(EXCERPT)
--------------------------------------------------
Pune: “Until a couple of years ago, I enjoyed going to the firefly festivals. Watching those small clusters of light was a beautiful experience. However, I stopped going after I realised how something meant for my entertainment was harming those tiny creatures,” said IT professional and environmental enthusiast Nikita Joshi.
Joshi and many individuals and organisations have taken a stand after it was highlighted how the undisciplined crowd at these festivals disturb the fireflies in the midst of their breeding season. While the firefly festivals are a huge hit among tourists and travel agents, environmentalists and travellers both have asserted the need to implement strict regulatory measures to control the crowd and protect the fireflies.
The firefly festivals are organised every year between the third week of May and mid-June. The firefly-hotspots are buzzing with crowds of all age-groups camping in the forests at nights to catch glimpses and photographs of the beautiful
“Fireflies are very sensitive beings. They can only be spotted in the areas that are forested and have moderately humid climate. They are mostly found in the Western Ghats in the Konkan belt and above,” said entomologist and Founder of Mitrakida Dr Rahul Marathe.
Crowds disturb fireflies
“The firefly festivals are not bad in concept, as such interventions make people aware of the wildlife. But the unregulated crowd at these events make things harmful for the insects,” Marathe stated.
--------------------------------------------------
(REQUIRED WORK)
Reproduce the firefly festival article from "The firefly festivals are organised" up to and including "Dr Rahul Marathe.", substituting "insect specialist" for "entomologist". The data that follows is not required for any part of this exercise.

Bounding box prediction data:
--------------------------------------------------
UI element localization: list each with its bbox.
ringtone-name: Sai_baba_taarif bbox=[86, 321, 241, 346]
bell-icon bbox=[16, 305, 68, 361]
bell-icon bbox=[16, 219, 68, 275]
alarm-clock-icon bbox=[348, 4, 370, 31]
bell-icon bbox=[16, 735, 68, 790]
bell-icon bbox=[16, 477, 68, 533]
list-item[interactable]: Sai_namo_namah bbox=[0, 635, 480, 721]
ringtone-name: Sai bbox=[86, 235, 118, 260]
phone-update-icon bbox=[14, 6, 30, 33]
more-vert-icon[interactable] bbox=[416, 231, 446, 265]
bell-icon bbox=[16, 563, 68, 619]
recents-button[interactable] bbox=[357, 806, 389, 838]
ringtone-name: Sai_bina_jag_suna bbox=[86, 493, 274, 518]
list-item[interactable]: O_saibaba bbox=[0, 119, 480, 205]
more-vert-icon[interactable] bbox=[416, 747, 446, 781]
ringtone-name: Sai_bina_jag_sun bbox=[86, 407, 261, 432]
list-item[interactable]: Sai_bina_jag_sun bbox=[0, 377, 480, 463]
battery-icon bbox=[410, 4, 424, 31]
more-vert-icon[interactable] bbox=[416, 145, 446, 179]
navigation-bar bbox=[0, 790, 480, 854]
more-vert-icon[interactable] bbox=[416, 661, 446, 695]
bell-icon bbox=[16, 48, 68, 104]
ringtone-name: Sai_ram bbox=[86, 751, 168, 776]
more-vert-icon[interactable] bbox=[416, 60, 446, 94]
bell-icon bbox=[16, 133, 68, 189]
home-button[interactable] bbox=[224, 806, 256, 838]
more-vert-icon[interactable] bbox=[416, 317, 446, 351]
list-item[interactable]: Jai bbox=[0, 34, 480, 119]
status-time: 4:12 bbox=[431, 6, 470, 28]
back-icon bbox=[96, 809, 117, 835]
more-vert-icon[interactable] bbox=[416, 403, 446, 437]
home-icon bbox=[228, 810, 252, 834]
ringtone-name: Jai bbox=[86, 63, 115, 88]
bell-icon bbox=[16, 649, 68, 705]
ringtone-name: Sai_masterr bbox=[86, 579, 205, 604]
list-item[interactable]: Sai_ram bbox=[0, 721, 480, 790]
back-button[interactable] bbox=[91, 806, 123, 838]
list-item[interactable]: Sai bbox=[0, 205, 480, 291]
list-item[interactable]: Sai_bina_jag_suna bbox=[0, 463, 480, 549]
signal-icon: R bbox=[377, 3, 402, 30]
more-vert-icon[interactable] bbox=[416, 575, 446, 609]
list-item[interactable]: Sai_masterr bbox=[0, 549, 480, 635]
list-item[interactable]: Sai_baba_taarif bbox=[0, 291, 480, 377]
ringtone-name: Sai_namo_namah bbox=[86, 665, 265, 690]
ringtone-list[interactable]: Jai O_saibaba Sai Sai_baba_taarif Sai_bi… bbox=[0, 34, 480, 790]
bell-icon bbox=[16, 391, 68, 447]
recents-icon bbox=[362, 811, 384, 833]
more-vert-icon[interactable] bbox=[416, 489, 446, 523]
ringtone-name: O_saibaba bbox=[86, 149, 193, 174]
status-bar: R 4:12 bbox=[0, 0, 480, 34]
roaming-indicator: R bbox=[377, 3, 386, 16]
--------------------------------------------------
(WRITTEN REPLY)
The firefly festivals are organised every year between the third week of May and mid-June. The firefly-hotspots are buzzing with crowds of all age-groups camping in the forests at nights to catch glimpses and photographs of the beautiful
“Fireflies are very sensitive beings. They can only be spotted in the areas that are forested and have moderately humid climate. They are mostly found in the Western Ghats in the Konkan belt and above,” said insect specialist and Founder of Mitrakida Dr Rahul Marathe.